## WHAT YOU WILL DO
State the number of lines in these records that include the word "right", and add nothing to it.

## INPUT DATA

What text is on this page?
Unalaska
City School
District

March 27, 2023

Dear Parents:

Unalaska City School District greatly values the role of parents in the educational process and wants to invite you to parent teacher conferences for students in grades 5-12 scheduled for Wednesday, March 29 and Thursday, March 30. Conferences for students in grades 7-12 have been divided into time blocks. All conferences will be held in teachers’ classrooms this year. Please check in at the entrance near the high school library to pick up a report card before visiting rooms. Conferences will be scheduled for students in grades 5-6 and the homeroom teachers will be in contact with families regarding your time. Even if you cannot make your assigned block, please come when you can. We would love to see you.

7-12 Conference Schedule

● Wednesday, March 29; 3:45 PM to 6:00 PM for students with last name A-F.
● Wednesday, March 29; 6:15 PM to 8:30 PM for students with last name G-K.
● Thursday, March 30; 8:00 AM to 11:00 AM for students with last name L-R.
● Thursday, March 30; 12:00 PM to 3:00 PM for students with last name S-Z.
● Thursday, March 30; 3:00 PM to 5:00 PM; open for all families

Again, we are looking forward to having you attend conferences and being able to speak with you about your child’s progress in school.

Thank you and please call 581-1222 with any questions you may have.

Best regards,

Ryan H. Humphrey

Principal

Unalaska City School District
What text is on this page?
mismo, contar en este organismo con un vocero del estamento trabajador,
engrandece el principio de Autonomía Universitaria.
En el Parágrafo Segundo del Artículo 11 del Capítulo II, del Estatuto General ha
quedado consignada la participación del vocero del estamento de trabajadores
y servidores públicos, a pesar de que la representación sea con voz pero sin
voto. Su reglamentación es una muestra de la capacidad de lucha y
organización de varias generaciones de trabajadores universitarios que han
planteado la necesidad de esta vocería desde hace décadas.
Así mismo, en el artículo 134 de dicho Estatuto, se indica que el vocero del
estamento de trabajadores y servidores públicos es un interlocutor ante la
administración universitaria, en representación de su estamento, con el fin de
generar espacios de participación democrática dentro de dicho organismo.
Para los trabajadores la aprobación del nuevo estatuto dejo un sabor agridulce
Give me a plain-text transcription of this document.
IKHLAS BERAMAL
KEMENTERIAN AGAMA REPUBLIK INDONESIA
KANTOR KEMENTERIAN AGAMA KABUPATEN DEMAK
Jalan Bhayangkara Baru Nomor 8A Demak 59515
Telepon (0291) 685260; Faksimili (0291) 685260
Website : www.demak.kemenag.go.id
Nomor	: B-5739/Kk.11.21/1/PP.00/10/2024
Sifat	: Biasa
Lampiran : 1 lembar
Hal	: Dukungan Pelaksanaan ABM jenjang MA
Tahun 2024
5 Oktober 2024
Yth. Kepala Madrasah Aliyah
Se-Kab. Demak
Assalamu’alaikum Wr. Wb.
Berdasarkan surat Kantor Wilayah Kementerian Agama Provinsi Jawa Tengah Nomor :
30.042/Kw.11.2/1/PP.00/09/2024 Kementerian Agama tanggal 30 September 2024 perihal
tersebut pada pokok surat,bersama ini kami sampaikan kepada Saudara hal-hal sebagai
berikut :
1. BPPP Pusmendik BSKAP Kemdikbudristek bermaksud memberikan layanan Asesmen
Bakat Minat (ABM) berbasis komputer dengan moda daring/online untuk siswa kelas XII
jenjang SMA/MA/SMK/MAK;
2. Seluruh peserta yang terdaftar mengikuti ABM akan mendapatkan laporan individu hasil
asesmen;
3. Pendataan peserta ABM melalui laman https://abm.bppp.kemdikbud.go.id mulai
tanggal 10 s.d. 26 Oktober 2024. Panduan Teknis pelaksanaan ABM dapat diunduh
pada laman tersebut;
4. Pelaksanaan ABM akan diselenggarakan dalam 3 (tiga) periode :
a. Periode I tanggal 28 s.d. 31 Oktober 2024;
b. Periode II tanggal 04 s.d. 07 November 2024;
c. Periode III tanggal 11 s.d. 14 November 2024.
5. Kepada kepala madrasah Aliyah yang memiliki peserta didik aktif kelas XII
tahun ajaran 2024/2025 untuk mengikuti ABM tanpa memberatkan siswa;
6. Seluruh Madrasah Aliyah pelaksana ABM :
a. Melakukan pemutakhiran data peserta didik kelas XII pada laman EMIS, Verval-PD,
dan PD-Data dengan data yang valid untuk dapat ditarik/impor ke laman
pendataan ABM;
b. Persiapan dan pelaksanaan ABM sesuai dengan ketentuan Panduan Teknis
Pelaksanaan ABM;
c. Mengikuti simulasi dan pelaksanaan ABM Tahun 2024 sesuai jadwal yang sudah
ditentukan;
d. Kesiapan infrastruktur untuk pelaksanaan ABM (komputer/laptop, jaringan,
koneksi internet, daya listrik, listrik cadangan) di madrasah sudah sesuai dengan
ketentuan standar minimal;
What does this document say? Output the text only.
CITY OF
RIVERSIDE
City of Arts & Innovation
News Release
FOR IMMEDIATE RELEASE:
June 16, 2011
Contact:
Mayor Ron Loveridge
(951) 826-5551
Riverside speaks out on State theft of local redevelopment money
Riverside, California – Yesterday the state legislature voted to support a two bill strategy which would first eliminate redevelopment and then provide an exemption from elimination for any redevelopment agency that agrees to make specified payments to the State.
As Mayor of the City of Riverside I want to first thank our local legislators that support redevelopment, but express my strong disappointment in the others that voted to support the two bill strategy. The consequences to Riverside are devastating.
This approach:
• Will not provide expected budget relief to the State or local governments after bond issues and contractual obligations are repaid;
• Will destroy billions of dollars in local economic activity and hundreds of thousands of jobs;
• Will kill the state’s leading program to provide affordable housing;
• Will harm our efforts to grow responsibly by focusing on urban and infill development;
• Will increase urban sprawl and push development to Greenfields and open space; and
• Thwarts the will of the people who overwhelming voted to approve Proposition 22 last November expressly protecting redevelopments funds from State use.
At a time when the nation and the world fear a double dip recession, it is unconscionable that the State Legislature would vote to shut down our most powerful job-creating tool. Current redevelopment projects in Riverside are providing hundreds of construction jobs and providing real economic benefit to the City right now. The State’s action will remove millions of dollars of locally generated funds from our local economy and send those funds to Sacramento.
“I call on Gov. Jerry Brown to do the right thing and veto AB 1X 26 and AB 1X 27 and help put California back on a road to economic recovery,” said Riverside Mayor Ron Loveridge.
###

## CORRECT ANSWER
2